# INPUT
--- --- ---

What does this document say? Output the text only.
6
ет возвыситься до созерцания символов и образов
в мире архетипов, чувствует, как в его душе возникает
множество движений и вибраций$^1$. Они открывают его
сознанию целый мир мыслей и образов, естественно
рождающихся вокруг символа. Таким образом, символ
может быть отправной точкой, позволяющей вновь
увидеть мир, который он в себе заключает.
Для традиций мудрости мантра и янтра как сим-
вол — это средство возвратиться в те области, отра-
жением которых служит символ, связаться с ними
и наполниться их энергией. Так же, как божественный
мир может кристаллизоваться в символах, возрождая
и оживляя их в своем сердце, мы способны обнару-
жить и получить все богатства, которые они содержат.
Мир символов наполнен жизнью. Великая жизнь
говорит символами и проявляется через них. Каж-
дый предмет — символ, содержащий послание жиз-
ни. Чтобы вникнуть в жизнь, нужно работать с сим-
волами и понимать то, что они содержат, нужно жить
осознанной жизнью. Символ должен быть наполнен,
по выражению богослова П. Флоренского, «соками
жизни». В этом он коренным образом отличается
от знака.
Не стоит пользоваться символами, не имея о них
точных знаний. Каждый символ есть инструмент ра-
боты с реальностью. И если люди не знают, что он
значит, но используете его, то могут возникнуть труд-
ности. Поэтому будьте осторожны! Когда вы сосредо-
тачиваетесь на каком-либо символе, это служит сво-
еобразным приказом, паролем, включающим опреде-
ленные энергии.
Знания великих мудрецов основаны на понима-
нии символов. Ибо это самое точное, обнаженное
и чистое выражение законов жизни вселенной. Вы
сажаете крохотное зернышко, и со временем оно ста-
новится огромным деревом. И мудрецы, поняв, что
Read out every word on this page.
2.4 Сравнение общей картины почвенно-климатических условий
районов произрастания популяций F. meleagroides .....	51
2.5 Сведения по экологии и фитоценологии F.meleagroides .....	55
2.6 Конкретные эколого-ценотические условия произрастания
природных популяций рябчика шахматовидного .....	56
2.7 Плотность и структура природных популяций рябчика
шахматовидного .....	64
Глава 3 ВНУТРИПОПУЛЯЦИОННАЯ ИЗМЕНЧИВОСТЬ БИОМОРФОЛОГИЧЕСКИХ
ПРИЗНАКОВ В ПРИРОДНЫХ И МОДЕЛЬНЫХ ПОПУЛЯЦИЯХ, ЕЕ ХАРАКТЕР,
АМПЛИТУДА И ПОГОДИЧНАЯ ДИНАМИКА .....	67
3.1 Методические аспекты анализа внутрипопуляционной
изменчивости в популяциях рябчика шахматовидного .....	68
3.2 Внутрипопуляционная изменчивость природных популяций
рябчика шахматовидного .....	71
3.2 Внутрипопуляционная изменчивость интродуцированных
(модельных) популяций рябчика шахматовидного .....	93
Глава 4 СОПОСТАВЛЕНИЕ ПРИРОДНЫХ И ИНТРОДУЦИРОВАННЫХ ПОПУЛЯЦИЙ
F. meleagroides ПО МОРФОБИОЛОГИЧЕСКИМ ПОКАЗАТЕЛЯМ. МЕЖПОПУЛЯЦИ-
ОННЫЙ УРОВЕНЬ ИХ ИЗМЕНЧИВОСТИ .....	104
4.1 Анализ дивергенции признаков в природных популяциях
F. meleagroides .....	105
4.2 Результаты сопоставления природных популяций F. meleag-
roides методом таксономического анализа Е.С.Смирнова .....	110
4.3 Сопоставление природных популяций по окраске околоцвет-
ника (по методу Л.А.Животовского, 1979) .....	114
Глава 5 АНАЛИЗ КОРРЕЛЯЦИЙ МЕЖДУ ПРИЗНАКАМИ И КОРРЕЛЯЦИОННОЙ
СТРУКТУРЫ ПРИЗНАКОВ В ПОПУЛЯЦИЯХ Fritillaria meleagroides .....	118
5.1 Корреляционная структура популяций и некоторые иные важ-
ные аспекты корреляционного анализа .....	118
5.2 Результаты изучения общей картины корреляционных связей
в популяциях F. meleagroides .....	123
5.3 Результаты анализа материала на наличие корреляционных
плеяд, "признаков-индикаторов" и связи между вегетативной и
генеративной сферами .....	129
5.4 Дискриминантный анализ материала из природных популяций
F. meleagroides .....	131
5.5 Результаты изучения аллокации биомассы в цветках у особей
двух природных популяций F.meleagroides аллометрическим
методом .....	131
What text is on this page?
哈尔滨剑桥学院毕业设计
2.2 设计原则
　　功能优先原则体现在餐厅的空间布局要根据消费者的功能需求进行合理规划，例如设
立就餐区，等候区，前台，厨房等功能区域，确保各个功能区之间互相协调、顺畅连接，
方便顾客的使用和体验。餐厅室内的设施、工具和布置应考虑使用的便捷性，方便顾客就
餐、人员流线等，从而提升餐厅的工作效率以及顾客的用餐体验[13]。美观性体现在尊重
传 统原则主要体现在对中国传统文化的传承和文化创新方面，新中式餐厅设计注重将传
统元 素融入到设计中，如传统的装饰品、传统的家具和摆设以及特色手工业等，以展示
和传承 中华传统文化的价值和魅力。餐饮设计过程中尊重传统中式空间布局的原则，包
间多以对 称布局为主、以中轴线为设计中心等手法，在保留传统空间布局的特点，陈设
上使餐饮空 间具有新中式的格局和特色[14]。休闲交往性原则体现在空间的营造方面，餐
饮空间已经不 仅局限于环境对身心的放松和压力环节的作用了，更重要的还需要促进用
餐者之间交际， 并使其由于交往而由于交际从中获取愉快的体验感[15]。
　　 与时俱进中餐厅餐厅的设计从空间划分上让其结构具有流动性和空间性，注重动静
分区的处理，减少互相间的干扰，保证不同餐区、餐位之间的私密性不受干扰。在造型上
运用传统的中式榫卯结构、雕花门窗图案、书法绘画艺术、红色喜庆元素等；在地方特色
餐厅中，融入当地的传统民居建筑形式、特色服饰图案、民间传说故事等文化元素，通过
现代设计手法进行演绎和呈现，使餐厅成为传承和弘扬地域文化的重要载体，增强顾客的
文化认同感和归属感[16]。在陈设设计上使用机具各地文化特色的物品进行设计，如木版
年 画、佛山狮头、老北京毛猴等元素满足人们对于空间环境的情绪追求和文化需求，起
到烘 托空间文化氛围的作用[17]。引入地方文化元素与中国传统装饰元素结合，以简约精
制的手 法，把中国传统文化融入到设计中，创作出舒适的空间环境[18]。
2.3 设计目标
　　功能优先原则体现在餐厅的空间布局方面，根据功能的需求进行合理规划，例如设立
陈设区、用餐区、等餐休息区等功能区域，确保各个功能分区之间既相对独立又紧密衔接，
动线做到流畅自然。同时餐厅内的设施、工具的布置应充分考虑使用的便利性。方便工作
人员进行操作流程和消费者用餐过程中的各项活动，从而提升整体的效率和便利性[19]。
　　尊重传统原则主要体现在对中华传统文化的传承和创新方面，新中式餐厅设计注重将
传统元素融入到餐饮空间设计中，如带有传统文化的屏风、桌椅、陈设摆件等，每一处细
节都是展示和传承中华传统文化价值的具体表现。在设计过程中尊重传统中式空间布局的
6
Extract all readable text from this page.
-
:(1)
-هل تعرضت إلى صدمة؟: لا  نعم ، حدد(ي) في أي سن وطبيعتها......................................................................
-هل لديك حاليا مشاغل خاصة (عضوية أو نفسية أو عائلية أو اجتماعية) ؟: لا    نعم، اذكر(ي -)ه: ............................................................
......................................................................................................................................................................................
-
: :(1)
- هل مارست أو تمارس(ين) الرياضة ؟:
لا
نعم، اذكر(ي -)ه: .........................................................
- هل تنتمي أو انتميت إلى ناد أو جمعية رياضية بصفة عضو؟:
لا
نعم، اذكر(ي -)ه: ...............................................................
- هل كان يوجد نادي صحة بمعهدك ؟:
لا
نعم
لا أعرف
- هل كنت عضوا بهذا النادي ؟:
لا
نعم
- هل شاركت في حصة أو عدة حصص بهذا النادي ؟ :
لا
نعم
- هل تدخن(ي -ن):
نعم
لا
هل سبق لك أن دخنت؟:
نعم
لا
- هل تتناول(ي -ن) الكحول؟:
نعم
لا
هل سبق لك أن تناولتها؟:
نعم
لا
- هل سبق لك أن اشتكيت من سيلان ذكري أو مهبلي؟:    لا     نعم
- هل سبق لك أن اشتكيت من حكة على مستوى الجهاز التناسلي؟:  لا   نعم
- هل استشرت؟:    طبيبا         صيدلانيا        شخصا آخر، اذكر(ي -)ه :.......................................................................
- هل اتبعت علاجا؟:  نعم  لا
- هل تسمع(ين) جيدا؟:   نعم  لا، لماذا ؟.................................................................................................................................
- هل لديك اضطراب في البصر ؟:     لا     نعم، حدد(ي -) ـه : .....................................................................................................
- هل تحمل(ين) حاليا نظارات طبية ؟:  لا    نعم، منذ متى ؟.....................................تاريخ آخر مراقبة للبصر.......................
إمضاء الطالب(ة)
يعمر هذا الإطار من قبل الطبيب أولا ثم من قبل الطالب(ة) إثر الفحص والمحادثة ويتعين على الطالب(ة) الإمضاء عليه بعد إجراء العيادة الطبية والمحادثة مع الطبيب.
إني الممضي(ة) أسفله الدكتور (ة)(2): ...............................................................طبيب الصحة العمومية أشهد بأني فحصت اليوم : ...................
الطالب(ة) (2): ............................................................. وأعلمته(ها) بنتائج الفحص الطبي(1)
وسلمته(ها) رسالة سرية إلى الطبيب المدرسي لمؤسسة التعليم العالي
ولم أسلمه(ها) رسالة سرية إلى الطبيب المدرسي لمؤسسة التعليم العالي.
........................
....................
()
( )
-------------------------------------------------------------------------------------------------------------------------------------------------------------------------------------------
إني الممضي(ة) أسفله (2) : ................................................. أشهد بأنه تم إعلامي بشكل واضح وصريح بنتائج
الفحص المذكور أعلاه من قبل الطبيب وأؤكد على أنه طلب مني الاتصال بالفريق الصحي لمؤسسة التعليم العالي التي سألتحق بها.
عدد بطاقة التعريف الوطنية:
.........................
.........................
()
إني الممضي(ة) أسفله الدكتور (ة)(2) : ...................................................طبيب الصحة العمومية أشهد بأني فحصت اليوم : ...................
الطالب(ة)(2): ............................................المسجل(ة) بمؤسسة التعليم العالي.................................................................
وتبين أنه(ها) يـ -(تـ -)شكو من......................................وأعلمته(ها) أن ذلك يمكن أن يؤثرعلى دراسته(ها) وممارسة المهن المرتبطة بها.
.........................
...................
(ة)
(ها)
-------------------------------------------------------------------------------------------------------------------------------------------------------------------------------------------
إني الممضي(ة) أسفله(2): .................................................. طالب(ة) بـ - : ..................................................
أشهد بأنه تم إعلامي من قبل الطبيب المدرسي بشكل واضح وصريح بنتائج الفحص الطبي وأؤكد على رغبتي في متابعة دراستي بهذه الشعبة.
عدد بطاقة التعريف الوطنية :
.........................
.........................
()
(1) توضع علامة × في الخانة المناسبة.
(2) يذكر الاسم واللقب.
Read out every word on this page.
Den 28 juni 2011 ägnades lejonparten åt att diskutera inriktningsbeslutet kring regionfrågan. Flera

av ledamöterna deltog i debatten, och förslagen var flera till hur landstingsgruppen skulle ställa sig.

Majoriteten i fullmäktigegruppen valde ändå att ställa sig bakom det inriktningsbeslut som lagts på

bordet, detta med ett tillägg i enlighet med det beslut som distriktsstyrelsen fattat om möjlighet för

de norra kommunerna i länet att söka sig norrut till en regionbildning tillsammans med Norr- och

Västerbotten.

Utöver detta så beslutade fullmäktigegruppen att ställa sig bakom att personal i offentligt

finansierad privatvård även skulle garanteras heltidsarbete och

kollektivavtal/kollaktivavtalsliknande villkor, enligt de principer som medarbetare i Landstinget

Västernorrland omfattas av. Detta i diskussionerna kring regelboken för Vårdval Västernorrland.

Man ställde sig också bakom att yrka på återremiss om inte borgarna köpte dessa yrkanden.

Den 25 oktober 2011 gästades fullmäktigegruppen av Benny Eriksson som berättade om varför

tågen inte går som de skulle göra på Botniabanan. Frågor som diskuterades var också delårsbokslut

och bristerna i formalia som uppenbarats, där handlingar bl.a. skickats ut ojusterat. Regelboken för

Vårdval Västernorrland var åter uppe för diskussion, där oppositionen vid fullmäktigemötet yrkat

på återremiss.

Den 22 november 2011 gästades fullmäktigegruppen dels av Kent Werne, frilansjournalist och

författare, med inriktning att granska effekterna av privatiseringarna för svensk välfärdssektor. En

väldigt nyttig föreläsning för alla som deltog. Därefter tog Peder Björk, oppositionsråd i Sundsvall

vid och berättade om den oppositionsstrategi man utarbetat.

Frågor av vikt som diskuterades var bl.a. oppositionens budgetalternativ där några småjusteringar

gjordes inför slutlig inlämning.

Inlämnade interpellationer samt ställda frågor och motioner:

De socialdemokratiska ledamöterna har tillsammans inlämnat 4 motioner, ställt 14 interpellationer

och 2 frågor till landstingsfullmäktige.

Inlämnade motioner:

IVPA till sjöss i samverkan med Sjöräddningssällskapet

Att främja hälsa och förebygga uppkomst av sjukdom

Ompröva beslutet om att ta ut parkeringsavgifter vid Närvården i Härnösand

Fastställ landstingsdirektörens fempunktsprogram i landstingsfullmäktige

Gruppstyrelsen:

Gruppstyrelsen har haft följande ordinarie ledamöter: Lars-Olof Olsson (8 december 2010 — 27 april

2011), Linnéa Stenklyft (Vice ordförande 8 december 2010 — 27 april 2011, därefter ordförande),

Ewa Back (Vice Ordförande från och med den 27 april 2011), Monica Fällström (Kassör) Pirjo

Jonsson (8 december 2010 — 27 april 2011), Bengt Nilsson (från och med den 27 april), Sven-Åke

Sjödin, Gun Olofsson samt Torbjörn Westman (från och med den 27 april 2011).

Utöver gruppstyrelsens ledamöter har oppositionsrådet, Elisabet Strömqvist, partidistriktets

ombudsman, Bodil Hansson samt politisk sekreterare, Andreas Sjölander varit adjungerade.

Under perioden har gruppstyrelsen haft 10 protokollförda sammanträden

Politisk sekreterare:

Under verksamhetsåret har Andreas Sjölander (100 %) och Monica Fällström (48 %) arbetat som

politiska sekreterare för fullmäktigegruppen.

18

--- --- ---

Which lines contain the word "اشتكيت"? Copy each of them.

- هل سبق لك أن اشتكيت من سيلان ذكري أو مهبلي؟:    لا     نعم
- هل سبق لك أن اشتكيت من حكة على مستوى الجهاز التناسلي؟:  لا   نعم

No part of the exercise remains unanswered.